Exercise task:
Reproduce each line exactly, including spacing and punctuation.

Dataset items:
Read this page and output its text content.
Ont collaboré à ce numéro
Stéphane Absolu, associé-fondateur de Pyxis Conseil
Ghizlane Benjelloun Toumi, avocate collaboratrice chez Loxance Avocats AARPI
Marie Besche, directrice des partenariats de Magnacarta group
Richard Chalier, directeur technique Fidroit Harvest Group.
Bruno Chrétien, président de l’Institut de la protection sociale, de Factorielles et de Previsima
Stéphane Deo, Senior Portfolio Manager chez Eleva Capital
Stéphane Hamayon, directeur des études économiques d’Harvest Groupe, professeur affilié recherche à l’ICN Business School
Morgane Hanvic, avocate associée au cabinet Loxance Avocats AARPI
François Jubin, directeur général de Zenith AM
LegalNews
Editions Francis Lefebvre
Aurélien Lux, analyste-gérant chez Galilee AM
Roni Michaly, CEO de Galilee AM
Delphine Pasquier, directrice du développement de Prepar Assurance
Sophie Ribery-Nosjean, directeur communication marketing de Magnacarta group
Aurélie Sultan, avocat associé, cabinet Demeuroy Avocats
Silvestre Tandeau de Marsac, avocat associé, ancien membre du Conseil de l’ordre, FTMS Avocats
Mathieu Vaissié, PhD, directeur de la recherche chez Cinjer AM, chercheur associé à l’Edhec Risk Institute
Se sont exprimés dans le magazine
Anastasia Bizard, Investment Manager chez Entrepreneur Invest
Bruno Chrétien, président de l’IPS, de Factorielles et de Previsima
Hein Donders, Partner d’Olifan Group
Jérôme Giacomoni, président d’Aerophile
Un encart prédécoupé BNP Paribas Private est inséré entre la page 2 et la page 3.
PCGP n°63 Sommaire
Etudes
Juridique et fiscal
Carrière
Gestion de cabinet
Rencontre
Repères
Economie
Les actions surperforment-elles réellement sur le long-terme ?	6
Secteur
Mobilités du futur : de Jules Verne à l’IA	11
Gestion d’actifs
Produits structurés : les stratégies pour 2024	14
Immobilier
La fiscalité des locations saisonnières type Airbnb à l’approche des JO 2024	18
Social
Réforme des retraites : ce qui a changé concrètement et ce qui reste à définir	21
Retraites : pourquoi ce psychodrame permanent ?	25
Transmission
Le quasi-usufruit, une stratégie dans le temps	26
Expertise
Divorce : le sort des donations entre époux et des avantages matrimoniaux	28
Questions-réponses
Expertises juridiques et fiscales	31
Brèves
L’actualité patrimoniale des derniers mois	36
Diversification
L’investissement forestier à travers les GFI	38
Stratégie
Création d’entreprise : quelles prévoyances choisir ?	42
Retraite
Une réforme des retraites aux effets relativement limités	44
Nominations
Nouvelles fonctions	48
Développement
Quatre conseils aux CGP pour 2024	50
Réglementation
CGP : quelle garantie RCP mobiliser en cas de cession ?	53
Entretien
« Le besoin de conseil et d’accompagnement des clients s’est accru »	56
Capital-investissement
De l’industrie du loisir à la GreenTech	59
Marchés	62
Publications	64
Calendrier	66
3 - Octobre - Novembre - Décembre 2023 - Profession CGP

Full solution:
Read this page and output its text content.
Ont collaboré à ce numéro
Stéphane Absolu, associé-fondateur de Pyxis Conseil
Ghizlane Benjelloun Toumi, avocate collaboratrice chez Loxance Avocats AARPI
Marie Besche, directrice des partenariats de Magnacarta group
Richard Chalier, directeur technique Fidroit Harvest Group.
Bruno Chrétien, président de l’Institut de la protection sociale, de Factorielles et de Previsima
Stéphane Deo, Senior Portfolio Manager chez Eleva Capital
Stéphane Hamayon, directeur des études économiques d’Harvest Groupe, professeur affilié recherche à l’ICN Business School
Morgane Hanvic, avocate associée au cabinet Loxance Avocats AARPI
François Jubin, directeur général de Zenith AM
LegalNews
Editions Francis Lefebvre
Aurélien Lux, analyste-gérant chez Galilee AM
Roni Michaly, CEO de Galilee AM
Delphine Pasquier, directrice du développement de Prepar Assurance
Sophie Ribery-Nosjean, directeur communication marketing de Magnacarta group
Aurélie Sultan, avocat associé, cabinet Demeuroy Avocats
Silvestre Tandeau de Marsac, avocat associé, ancien membre du Conseil de l’ordre, FTMS Avocats
Mathieu Vaissié, PhD, directeur de la recherche chez Cinjer AM, chercheur associé à l’Edhec Risk Institute
Se sont exprimés dans le magazine
Anastasia Bizard, Investment Manager chez Entrepreneur Invest
Bruno Chrétien, président de l’IPS, de Factorielles et de Previsima
Hein Donders, Partner d’Olifan Group
Jérôme Giacomoni, président d’Aerophile
Un encart prédécoupé BNP Paribas Private est inséré entre la page 2 et la page 3.
PCGP n°63 Sommaire
Etudes
Juridique et fiscal
Carrière
Gestion de cabinet
Rencontre
Repères
Economie
Les actions surperforment-elles réellement sur le long-terme ?	6
Secteur
Mobilités du futur : de Jules Verne à l’IA	11
Gestion d’actifs
Produits structurés : les stratégies pour 2024	14
Immobilier
La fiscalité des locations saisonnières type Airbnb à l’approche des JO 2024	18
Social
Réforme des retraites : ce qui a changé concrètement et ce qui reste à définir	21
Retraites : pourquoi ce psychodrame permanent ?	25
Transmission
Le quasi-usufruit, une stratégie dans le temps	26
Expertise
Divorce : le sort des donations entre époux et des avantages matrimoniaux	28
Questions-réponses
Expertises juridiques et fiscales	31
Brèves
L’actualité patrimoniale des derniers mois	36
Diversification
L’investissement forestier à travers les GFI	38
Stratégie
Création d’entreprise : quelles prévoyances choisir ?	42
Retraite
Une réforme des retraites aux effets relativement limités	44
Nominations
Nouvelles fonctions	48
Développement
Quatre conseils aux CGP pour 2024	50
Réglementation
CGP : quelle garantie RCP mobiliser en cas de cession ?	53
Entretien
« Le besoin de conseil et d’accompagnement des clients s’est accru »	56
Capital-investissement
De l’industrie du loisir à la GreenTech	59
Marchés	62
Publications	64
Calendrier	66
3 - Octobre - Novembre - Décembre 2023 - Profession CGP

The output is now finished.